> _Work to complete_: Write down every entry below once more, exactly.

(Figure content listings)
==============================

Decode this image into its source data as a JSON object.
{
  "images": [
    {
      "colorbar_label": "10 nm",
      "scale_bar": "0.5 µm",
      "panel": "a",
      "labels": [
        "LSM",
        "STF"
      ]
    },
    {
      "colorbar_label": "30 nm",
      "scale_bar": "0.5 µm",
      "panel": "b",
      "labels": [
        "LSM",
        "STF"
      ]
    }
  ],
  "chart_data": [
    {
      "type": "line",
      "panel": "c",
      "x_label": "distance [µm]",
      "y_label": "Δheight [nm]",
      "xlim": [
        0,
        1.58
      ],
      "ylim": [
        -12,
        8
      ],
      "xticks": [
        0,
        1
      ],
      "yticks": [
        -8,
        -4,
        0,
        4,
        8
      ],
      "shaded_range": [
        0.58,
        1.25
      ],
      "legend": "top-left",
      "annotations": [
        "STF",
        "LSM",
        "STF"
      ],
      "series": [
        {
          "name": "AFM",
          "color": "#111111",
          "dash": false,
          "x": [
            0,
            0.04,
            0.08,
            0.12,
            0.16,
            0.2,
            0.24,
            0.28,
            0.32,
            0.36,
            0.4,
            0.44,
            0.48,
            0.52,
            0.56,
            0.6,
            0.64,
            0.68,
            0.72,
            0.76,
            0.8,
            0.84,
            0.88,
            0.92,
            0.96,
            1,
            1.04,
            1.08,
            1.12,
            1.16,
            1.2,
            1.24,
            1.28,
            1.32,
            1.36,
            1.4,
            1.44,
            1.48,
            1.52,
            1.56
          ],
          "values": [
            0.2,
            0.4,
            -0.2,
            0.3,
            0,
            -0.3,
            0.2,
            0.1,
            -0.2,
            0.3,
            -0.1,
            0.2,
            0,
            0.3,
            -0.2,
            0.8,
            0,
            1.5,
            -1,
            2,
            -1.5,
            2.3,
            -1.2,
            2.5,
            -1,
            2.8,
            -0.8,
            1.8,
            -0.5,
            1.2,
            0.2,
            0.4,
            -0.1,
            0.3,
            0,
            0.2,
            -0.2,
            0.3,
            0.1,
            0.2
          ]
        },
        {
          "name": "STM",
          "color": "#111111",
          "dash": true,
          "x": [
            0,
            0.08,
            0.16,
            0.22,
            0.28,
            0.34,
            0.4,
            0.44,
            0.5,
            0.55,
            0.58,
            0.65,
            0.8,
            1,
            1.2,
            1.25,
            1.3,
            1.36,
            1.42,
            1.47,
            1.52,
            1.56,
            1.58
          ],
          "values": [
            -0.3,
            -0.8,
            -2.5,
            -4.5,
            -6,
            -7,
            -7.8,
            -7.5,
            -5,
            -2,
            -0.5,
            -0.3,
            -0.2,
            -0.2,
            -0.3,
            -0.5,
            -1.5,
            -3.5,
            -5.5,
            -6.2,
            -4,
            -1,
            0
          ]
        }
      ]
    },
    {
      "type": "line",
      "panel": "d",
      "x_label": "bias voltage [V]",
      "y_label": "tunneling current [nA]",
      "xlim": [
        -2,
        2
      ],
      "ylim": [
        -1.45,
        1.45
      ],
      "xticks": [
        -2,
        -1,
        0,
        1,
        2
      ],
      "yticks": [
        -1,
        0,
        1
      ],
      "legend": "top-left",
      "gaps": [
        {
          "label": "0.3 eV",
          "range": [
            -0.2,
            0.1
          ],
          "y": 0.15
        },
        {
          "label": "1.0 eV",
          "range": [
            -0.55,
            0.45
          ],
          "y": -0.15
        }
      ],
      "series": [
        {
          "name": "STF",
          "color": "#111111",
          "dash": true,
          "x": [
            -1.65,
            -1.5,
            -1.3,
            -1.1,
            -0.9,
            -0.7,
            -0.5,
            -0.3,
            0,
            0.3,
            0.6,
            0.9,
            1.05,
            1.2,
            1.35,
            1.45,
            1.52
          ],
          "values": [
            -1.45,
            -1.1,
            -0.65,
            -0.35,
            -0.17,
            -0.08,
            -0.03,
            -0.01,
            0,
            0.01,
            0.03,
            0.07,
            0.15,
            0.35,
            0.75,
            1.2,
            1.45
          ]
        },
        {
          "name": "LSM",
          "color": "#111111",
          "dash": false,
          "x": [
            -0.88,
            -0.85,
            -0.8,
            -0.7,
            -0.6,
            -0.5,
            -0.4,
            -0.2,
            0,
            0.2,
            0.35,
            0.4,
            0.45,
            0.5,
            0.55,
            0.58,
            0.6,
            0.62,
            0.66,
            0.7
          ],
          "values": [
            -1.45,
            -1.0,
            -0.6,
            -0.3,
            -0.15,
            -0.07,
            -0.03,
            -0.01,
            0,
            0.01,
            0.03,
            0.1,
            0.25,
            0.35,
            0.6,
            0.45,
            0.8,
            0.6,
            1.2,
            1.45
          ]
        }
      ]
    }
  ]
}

==============================

> _Solution for this problem_:
Decode this image into its source data as a JSON object.
{
  "images": [
    {
      "colorbar_label": "10 nm",
      "scale_bar": "0.5 µm",
      "panel": "a",
      "labels": [
        "LSM",
        "STF"
      ]
    },
    {
      "colorbar_label": "30 nm",
      "scale_bar": "0.5 µm",
      "panel": "b",
      "labels": [
        "LSM",
        "STF"
      ]
    }
  ],
  "chart_data": [
    {
      "type": "line",
      "panel": "c",
      "x_label": "distance [µm]",
      "y_label": "Δheight [nm]",
      "xlim": [
        0,
        1.58
      ],
      "ylim": [
        -12,
        8
      ],
      "xticks": [
        0,
        1
      ],
      "yticks": [
        -8,
        -4,
        0,
        4,
        8
      ],
      "shaded_range": [
        0.58,
        1.25
      ],
      "legend": "top-left",
      "annotations": [
        "STF",
        "LSM",
        "STF"
      ],
      "series": [
        {
          "name": "AFM",
          "color": "#111111",
          "dash": false,
          "x": [
            0,
            0.04,
            0.08,
            0.12,
            0.16,
            0.2,
            0.24,
            0.28,
            0.32,
            0.36,
            0.4,
            0.44,
            0.48,
            0.52,
            0.56,
            0.6,
            0.64,
            0.68,
            0.72,
            0.76,
            0.8,
            0.84,
            0.88,
            0.92,
            0.96,
            1,
            1.04,
            1.08,
            1.12,
            1.16,
            1.2,
            1.24,
            1.28,
            1.32,
            1.36,
            1.4,
            1.44,
            1.48,
            1.52,
            1.56
          ],
          "values": [
            0.2,
            0.4,
            -0.2,
            0.3,
            0,
            -0.3,
            0.2,
            0.1,
            -0.2,
            0.3,
            -0.1,
            0.2,
            0,
            0.3,
            -0.2,
            0.8,
            0,
            1.5,
            -1,
            2,
            -1.5,
            2.3,
            -1.2,
            2.5,
            -1,
            2.8,
            -0.8,
            1.8,
            -0.5,
            1.2,
            0.2,
            0.4,
            -0.1,
            0.3,
            0,
            0.2,
            -0.2,
            0.3,
            0.1,
            0.2
          ]
        },
        {
          "name": "STM",
          "color": "#111111",
          "dash": true,
          "x": [
            0,
            0.08,
            0.16,
            0.22,
            0.28,
            0.34,
            0.4,
            0.44,
            0.5,
            0.55,
            0.58,
            0.65,
            0.8,
            1,
            1.2,
            1.25,
            1.3,
            1.36,
            1.42,
            1.47,
            1.52,
            1.56,
            1.58
          ],
          "values": [
            -0.3,
            -0.8,
            -2.5,
            -4.5,
            -6,
            -7,
            -7.8,
            -7.5,
            -5,
            -2,
            -0.5,
            -0.3,
            -0.2,
            -0.2,
            -0.3,
            -0.5,
            -1.5,
            -3.5,
            -5.5,
            -6.2,
            -4,
            -1,
            0
          ]
        }
      ]
    },
    {
      "type": "line",
      "panel": "d",
      "x_label": "bias voltage [V]",
      "y_label": "tunneling current [nA]",
      "xlim": [
        -2,
        2
      ],
      "ylim": [
        -1.45,
        1.45
      ],
      "xticks": [
        -2,
        -1,
        0,
        1,
        2
      ],
      "yticks": [
        -1,
        0,
        1
      ],
      "legend": "top-left",
      "gaps": [
        {
          "label": "0.3 eV",
          "range": [
            -0.2,
            0.1
          ],
          "y": 0.15
        },
        {
          "label": "1.0 eV",
          "range": [
            -0.55,
            0.45
          ],
          "y": -0.15
        }
      ],
      "series": [
        {
          "name": "STF",
          "color": "#111111",
          "dash": true,
          "x": [
            -1.65,
            -1.5,
            -1.3,
            -1.1,
            -0.9,
            -0.7,
            -0.5,
            -0.3,
            0,
            0.3,
            0.6,
            0.9,
            1.05,
            1.2,
            1.35,
            1.45,
            1.52
          ],
          "values": [
            -1.45,
            -1.1,
            -0.65,
            -0.35,
            -0.17,
            -0.08,
            -0.03,
            -0.01,
            0,
            0.01,
            0.03,
            0.07,
            0.15,
            0.35,
            0.75,
            1.2,
            1.45
          ]
        },
        {
          "name": "LSM",
          "color": "#111111",
          "dash": false,
          "x": [
            -0.88,
            -0.85,
            -0.8,
            -0.7,
            -0.6,
            -0.5,
            -0.4,
            -0.2,
            0,
            0.2,
            0.35,
            0.4,
            0.45,
            0.5,
            0.55,
            0.58,
            0.6,
            0.62,
            0.66,
            0.7
          ],
          "values": [
            -1.45,
            -1.0,
            -0.6,
            -0.3,
            -0.15,
            -0.07,
            -0.03,
            -0.01,
            0,
            0.01,
            0.03,
            0.1,
            0.25,
            0.35,
            0.6,
            0.45,
            0.8,
            0.6,
            1.2,
            1.45
          ]
        }
      ]
    }
  ]
}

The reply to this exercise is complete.